Data excerpts:
⁂

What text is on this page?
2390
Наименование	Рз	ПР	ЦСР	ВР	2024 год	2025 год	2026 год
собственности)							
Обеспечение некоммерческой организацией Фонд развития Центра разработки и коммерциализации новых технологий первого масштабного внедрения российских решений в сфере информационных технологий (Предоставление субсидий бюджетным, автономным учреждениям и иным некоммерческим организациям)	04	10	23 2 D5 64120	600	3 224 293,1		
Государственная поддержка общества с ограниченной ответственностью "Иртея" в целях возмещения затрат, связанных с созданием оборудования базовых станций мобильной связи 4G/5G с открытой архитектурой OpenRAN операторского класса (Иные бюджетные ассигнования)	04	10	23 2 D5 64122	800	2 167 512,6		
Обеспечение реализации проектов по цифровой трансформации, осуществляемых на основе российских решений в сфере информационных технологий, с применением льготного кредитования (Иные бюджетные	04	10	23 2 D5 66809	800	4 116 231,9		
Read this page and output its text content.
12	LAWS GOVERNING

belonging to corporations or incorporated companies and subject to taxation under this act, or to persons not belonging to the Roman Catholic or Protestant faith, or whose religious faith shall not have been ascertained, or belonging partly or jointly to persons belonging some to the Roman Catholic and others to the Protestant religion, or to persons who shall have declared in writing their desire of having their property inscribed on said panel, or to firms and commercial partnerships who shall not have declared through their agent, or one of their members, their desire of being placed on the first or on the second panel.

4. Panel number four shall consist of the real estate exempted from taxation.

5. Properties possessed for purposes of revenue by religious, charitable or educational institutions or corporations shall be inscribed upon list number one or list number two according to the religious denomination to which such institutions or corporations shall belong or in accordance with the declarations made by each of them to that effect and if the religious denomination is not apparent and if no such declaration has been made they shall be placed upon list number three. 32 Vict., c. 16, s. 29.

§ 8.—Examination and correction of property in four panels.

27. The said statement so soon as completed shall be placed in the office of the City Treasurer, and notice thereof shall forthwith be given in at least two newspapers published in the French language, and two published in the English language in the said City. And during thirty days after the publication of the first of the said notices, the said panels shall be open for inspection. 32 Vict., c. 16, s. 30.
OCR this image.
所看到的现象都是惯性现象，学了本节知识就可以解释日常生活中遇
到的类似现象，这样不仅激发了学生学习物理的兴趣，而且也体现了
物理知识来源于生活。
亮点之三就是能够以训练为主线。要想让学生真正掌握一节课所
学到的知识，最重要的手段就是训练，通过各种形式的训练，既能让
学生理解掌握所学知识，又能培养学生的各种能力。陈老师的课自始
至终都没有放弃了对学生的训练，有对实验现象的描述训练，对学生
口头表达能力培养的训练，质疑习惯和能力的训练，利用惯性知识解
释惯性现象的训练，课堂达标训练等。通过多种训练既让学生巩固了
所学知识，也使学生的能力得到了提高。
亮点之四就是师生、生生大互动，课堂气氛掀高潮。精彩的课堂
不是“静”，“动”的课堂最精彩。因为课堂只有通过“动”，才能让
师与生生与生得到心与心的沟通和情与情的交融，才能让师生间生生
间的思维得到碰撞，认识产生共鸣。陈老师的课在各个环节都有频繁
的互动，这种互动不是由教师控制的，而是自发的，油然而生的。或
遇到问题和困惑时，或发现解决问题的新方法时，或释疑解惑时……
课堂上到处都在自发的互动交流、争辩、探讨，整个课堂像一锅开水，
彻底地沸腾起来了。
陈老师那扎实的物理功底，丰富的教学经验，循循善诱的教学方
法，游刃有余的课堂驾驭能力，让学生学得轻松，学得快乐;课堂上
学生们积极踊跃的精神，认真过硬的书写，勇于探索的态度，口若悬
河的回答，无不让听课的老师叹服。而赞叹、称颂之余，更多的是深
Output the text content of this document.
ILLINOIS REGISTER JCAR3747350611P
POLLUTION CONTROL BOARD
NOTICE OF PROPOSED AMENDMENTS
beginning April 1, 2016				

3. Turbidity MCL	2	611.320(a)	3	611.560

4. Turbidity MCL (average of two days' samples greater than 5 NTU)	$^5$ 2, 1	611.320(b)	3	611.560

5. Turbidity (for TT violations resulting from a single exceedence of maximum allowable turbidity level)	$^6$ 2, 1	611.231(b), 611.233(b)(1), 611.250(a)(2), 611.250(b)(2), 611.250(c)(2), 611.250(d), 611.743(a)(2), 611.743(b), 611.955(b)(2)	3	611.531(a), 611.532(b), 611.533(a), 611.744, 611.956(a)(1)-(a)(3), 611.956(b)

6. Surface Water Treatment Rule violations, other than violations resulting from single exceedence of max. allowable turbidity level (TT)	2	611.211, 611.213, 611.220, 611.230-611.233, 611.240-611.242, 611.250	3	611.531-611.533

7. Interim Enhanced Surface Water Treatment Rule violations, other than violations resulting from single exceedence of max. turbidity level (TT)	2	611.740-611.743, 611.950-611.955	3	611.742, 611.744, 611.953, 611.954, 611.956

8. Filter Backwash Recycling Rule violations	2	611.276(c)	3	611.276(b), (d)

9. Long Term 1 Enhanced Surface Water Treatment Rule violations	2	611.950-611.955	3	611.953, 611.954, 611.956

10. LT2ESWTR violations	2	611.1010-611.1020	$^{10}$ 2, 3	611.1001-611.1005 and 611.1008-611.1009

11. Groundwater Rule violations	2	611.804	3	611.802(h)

⁂

What the task requires: Every entry must be quoted exactly as it appears above.

Solved problem:
What text is on this page?
2390
Наименование	Рз	ПР	ЦСР	ВР	2024 год	2025 год	2026 год
собственности)							
Обеспечение некоммерческой организацией Фонд развития Центра разработки и коммерциализации новых технологий первого масштабного внедрения российских решений в сфере информационных технологий (Предоставление субсидий бюджетным, автономным учреждениям и иным некоммерческим организациям)	04	10	23 2 D5 64120	600	3 224 293,1		
Государственная поддержка общества с ограниченной ответственностью "Иртея" в целях возмещения затрат, связанных с созданием оборудования базовых станций мобильной связи 4G/5G с открытой архитектурой OpenRAN операторского класса (Иные бюджетные ассигнования)	04	10	23 2 D5 64122	800	2 167 512,6		
Обеспечение реализации проектов по цифровой трансформации, осуществляемых на основе российских решений в сфере информационных технологий, с применением льготного кредитования (Иные бюджетные	04	10	23 2 D5 66809	800	4 116 231,9		
Read this page and output its text content.
12	LAWS GOVERNING

belonging to corporations or incorporated companies and subject to taxation under this act, or to persons not belonging to the Roman Catholic or Protestant faith, or whose religious faith shall not have been ascertained, or belonging partly or jointly to persons belonging some to the Roman Catholic and others to the Protestant religion, or to persons who shall have declared in writing their desire of having their property inscribed on said panel, or to firms and commercial partnerships who shall not have declared through their agent, or one of their members, their desire of being placed on the first or on the second panel.

4. Panel number four shall consist of the real estate exempted from taxation.

5. Properties possessed for purposes of revenue by religious, charitable or educational institutions or corporations shall be inscribed upon list number one or list number two according to the religious denomination to which such institutions or corporations shall belong or in accordance with the declarations made by each of them to that effect and if the religious denomination is not apparent and if no such declaration has been made they shall be placed upon list number three. 32 Vict., c. 16, s. 29.

§ 8.—Examination and correction of property in four panels.

27. The said statement so soon as completed shall be placed in the office of the City Treasurer, and notice thereof shall forthwith be given in at least two newspapers published in the French language, and two published in the English language in the said City. And during thirty days after the publication of the first of the said notices, the said panels shall be open for inspection. 32 Vict., c. 16, s. 30.
OCR this image.
所看到的现象都是惯性现象，学了本节知识就可以解释日常生活中遇
到的类似现象，这样不仅激发了学生学习物理的兴趣，而且也体现了
物理知识来源于生活。
亮点之三就是能够以训练为主线。要想让学生真正掌握一节课所
学到的知识，最重要的手段就是训练，通过各种形式的训练，既能让
学生理解掌握所学知识，又能培养学生的各种能力。陈老师的课自始
至终都没有放弃了对学生的训练，有对实验现象的描述训练，对学生
口头表达能力培养的训练，质疑习惯和能力的训练，利用惯性知识解
释惯性现象的训练，课堂达标训练等。通过多种训练既让学生巩固了
所学知识，也使学生的能力得到了提高。
亮点之四就是师生、生生大互动，课堂气氛掀高潮。精彩的课堂
不是“静”，“动”的课堂最精彩。因为课堂只有通过“动”，才能让
师与生生与生得到心与心的沟通和情与情的交融，才能让师生间生生
间的思维得到碰撞，认识产生共鸣。陈老师的课在各个环节都有频繁
的互动，这种互动不是由教师控制的，而是自发的，油然而生的。或
遇到问题和困惑时，或发现解决问题的新方法时，或释疑解惑时……
课堂上到处都在自发的互动交流、争辩、探讨，整个课堂像一锅开水，
彻底地沸腾起来了。
陈老师那扎实的物理功底，丰富的教学经验，循循善诱的教学方
法，游刃有余的课堂驾驭能力，让学生学得轻松，学得快乐;课堂上
学生们积极踊跃的精神，认真过硬的书写，勇于探索的态度，口若悬
河的回答，无不让听课的老师叹服。而赞叹、称颂之余，更多的是深
Output the text content of this document.
ILLINOIS REGISTER JCAR3747350611P
POLLUTION CONTROL BOARD
NOTICE OF PROPOSED AMENDMENTS
beginning April 1, 2016				

3. Turbidity MCL	2	611.320(a)	3	611.560

4. Turbidity MCL (average of two days' samples greater than 5 NTU)	$^5$ 2, 1	611.320(b)	3	611.560

5. Turbidity (for TT violations resulting from a single exceedence of maximum allowable turbidity level)	$^6$ 2, 1	611.231(b), 611.233(b)(1), 611.250(a)(2), 611.250(b)(2), 611.250(c)(2), 611.250(d), 611.743(a)(2), 611.743(b), 611.955(b)(2)	3	611.531(a), 611.532(b), 611.533(a), 611.744, 611.956(a)(1)-(a)(3), 611.956(b)

6. Surface Water Treatment Rule violations, other than violations resulting from single exceedence of max. allowable turbidity level (TT)	2	611.211, 611.213, 611.220, 611.230-611.233, 611.240-611.242, 611.250	3	611.531-611.533

7. Interim Enhanced Surface Water Treatment Rule violations, other than violations resulting from single exceedence of max. turbidity level (TT)	2	611.740-611.743, 611.950-611.955	3	611.742, 611.744, 611.953, 611.954, 611.956

8. Filter Backwash Recycling Rule violations	2	611.276(c)	3	611.276(b), (d)

9. Long Term 1 Enhanced Surface Water Treatment Rule violations	2	611.950-611.955	3	611.953, 611.954, 611.956

10. LT2ESWTR violations	2	611.1010-611.1020	$^{10}$ 2, 3	611.1001-611.1005 and 611.1008-611.1009

11. Groundwater Rule violations	2	611.804	3	611.802(h)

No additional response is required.